● **Task goal**
Copy every record word for word.
┌────────
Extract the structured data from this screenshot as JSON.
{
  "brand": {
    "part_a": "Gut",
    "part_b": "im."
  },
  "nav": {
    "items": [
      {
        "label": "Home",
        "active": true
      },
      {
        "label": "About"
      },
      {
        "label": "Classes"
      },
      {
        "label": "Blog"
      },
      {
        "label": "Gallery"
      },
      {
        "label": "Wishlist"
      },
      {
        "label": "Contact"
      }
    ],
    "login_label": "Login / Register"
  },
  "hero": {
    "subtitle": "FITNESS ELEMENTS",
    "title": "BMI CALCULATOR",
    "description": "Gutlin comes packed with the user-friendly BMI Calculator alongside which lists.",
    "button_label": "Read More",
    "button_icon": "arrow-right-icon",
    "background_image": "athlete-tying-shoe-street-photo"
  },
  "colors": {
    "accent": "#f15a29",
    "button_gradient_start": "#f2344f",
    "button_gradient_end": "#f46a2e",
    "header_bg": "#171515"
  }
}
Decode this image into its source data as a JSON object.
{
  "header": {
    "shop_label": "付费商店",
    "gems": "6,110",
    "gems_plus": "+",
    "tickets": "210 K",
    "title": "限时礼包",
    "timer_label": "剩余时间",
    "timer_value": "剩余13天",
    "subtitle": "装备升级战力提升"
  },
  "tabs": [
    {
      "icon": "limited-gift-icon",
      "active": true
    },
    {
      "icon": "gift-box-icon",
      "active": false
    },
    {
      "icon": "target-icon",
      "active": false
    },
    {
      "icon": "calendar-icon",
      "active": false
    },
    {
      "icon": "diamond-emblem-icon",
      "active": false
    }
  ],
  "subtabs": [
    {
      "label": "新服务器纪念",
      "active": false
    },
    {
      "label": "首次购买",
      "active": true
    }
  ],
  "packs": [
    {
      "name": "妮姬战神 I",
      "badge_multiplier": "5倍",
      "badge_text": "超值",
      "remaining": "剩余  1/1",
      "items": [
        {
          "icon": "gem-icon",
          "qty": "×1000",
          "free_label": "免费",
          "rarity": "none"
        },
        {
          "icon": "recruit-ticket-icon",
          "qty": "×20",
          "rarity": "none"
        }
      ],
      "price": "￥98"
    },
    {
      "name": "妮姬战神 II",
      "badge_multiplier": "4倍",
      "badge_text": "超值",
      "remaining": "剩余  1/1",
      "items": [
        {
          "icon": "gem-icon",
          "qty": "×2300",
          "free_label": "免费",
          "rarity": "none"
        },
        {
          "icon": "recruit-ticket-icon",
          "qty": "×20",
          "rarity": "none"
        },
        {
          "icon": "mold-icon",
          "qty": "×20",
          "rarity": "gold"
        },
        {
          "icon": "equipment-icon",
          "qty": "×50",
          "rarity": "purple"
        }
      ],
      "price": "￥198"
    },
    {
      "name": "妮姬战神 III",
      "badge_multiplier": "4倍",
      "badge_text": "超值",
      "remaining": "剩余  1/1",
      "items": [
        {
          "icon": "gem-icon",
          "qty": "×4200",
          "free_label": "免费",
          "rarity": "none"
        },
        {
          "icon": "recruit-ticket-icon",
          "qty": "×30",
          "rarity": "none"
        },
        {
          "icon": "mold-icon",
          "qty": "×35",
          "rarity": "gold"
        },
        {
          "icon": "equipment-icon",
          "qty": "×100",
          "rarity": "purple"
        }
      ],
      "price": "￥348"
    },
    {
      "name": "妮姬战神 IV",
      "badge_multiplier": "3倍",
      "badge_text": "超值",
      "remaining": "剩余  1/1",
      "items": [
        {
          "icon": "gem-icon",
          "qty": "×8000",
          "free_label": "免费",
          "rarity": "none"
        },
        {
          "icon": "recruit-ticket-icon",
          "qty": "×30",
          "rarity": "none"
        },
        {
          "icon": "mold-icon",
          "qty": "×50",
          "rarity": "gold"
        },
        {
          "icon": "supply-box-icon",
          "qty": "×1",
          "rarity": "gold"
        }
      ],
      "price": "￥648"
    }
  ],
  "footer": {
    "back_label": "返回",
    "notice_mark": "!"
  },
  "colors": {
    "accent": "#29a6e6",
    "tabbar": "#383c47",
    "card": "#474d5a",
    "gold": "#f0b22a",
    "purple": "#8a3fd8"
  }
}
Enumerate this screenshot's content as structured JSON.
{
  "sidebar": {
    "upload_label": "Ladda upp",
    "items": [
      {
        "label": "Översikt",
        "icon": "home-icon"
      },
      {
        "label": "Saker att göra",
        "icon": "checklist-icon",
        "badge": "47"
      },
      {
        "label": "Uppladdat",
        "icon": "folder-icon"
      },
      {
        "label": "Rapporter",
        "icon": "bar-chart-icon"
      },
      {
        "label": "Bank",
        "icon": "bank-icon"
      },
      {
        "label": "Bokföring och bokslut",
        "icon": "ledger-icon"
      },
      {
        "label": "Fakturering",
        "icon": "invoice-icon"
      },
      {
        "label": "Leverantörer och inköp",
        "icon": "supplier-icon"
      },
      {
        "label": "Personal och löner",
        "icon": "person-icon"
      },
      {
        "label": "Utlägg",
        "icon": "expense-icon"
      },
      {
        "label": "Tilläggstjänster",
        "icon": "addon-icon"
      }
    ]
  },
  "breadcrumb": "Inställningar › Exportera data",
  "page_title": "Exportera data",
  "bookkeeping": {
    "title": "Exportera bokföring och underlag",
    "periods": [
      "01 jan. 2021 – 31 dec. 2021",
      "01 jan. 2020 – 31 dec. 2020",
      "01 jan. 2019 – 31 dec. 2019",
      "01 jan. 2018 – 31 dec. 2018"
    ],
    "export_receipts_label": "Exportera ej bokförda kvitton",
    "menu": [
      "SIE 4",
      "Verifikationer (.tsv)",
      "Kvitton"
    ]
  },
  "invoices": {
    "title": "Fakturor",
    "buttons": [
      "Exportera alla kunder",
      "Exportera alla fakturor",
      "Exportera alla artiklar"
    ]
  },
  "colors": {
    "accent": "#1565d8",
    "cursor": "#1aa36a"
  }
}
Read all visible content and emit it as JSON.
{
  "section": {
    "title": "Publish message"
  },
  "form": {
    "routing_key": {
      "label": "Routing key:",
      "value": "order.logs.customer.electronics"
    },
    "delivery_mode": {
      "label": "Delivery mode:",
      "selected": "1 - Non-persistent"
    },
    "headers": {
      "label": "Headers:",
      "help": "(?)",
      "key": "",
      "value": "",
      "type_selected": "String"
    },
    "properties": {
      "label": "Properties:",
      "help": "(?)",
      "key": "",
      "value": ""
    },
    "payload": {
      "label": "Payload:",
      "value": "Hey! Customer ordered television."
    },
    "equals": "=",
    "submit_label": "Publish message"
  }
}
└────────
● **Right answer**
Extract the structured data from this screenshot as JSON.
{
  "brand": {
    "part_a": "Gut",
    "part_b": "im."
  },
  "nav": {
    "items": [
      {
        "label": "Home",
        "active": true
      },
      {
        "label": "About"
      },
      {
        "label": "Classes"
      },
      {
        "label": "Blog"
      },
      {
        "label": "Gallery"
      },
      {
        "label": "Wishlist"
      },
      {
        "label": "Contact"
      }
    ],
    "login_label": "Login / Register"
  },
  "hero": {
    "subtitle": "FITNESS ELEMENTS",
    "title": "BMI CALCULATOR",
    "description": "Gutlin comes packed with the user-friendly BMI Calculator alongside which lists.",
    "button_label": "Read More",
    "button_icon": "arrow-right-icon",
    "background_image": "athlete-tying-shoe-street-photo"
  },
  "colors": {
    "accent": "#f15a29",
    "button_gradient_start": "#f2344f",
    "button_gradient_end": "#f46a2e",
    "header_bg": "#171515"
  }
}
Decode this image into its source data as a JSON object.
{
  "header": {
    "shop_label": "付费商店",
    "gems": "6,110",
    "gems_plus": "+",
    "tickets": "210 K",
    "title": "限时礼包",
    "timer_label": "剩余时间",
    "timer_value": "剩余13天",
    "subtitle": "装备升级战力提升"
  },
  "tabs": [
    {
      "icon": "limited-gift-icon",
      "active": true
    },
    {
      "icon": "gift-box-icon",
      "active": false
    },
    {
      "icon": "target-icon",
      "active": false
    },
    {
      "icon": "calendar-icon",
      "active": false
    },
    {
      "icon": "diamond-emblem-icon",
      "active": false
    }
  ],
  "subtabs": [
    {
      "label": "新服务器纪念",
      "active": false
    },
    {
      "label": "首次购买",
      "active": true
    }
  ],
  "packs": [
    {
      "name": "妮姬战神 I",
      "badge_multiplier": "5倍",
      "badge_text": "超值",
      "remaining": "剩余  1/1",
      "items": [
        {
          "icon": "gem-icon",
          "qty": "×1000",
          "free_label": "免费",
          "rarity": "none"
        },
        {
          "icon": "recruit-ticket-icon",
          "qty": "×20",
          "rarity": "none"
        }
      ],
      "price": "￥98"
    },
    {
      "name": "妮姬战神 II",
      "badge_multiplier": "4倍",
      "badge_text": "超值",
      "remaining": "剩余  1/1",
      "items": [
        {
          "icon": "gem-icon",
          "qty": "×2300",
          "free_label": "免费",
          "rarity": "none"
        },
        {
          "icon": "recruit-ticket-icon",
          "qty": "×20",
          "rarity": "none"
        },
        {
          "icon": "mold-icon",
          "qty": "×20",
          "rarity": "gold"
        },
        {
          "icon": "equipment-icon",
          "qty": "×50",
          "rarity": "purple"
        }
      ],
      "price": "￥198"
    },
    {
      "name": "妮姬战神 III",
      "badge_multiplier": "4倍",
      "badge_text": "超值",
      "remaining": "剩余  1/1",
      "items": [
        {
          "icon": "gem-icon",
          "qty": "×4200",
          "free_label": "免费",
          "rarity": "none"
        },
        {
          "icon": "recruit-ticket-icon",
          "qty": "×30",
          "rarity": "none"
        },
        {
          "icon": "mold-icon",
          "qty": "×35",
          "rarity": "gold"
        },
        {
          "icon": "equipment-icon",
          "qty": "×100",
          "rarity": "purple"
        }
      ],
      "price": "￥348"
    },
    {
      "name": "妮姬战神 IV",
      "badge_multiplier": "3倍",
      "badge_text": "超值",
      "remaining": "剩余  1/1",
      "items": [
        {
          "icon": "gem-icon",
          "qty": "×8000",
          "free_label": "免费",
          "rarity": "none"
        },
        {
          "icon": "recruit-ticket-icon",
          "qty": "×30",
          "rarity": "none"
        },
        {
          "icon": "mold-icon",
          "qty": "×50",
          "rarity": "gold"
        },
        {
          "icon": "supply-box-icon",
          "qty": "×1",
          "rarity": "gold"
        }
      ],
      "price": "￥648"
    }
  ],
  "footer": {
    "back_label": "返回",
    "notice_mark": "!"
  },
  "colors": {
    "accent": "#29a6e6",
    "tabbar": "#383c47",
    "card": "#474d5a",
    "gold": "#f0b22a",
    "purple": "#8a3fd8"
  }
}
Enumerate this screenshot's content as structured JSON.
{
  "sidebar": {
    "upload_label": "Ladda upp",
    "items": [
      {
        "label": "Översikt",
        "icon": "home-icon"
      },
      {
        "label": "Saker att göra",
        "icon": "checklist-icon",
        "badge": "47"
      },
      {
        "label": "Uppladdat",
        "icon": "folder-icon"
      },
      {
        "label": "Rapporter",
        "icon": "bar-chart-icon"
      },
      {
        "label": "Bank",
        "icon": "bank-icon"
      },
      {
        "label": "Bokföring och bokslut",
        "icon": "ledger-icon"
      },
      {
        "label": "Fakturering",
        "icon": "invoice-icon"
      },
      {
        "label": "Leverantörer och inköp",
        "icon": "supplier-icon"
      },
      {
        "label": "Personal och löner",
        "icon": "person-icon"
      },
      {
        "label": "Utlägg",
        "icon": "expense-icon"
      },
      {
        "label": "Tilläggstjänster",
        "icon": "addon-icon"
      }
    ]
  },
  "breadcrumb": "Inställningar › Exportera data",
  "page_title": "Exportera data",
  "bookkeeping": {
    "title": "Exportera bokföring och underlag",
    "periods": [
      "01 jan. 2021 – 31 dec. 2021",
      "01 jan. 2020 – 31 dec. 2020",
      "01 jan. 2019 – 31 dec. 2019",
      "01 jan. 2018 – 31 dec. 2018"
    ],
    "export_receipts_label": "Exportera ej bokförda kvitton",
    "menu": [
      "SIE 4",
      "Verifikationer (.tsv)",
      "Kvitton"
    ]
  },
  "invoices": {
    "title": "Fakturor",
    "buttons": [
      "Exportera alla kunder",
      "Exportera alla fakturor",
      "Exportera alla artiklar"
    ]
  },
  "colors": {
    "accent": "#1565d8",
    "cursor": "#1aa36a"
  }
}
Read all visible content and emit it as JSON.
{
  "section": {
    "title": "Publish message"
  },
  "form": {
    "routing_key": {
      "label": "Routing key:",
      "value": "order.logs.customer.electronics"
    },
    "delivery_mode": {
      "label": "Delivery mode:",
      "selected": "1 - Non-persistent"
    },
    "headers": {
      "label": "Headers:",
      "help": "(?)",
      "key": "",
      "value": "",
      "type_selected": "String"
    },
    "properties": {
      "label": "Properties:",
      "help": "(?)",
      "key": "",
      "value": ""
    },
    "payload": {
      "label": "Payload:",
      "value": "Hey! Customer ordered television."
    },
    "equals": "=",
    "submit_label": "Publish message"
  }
}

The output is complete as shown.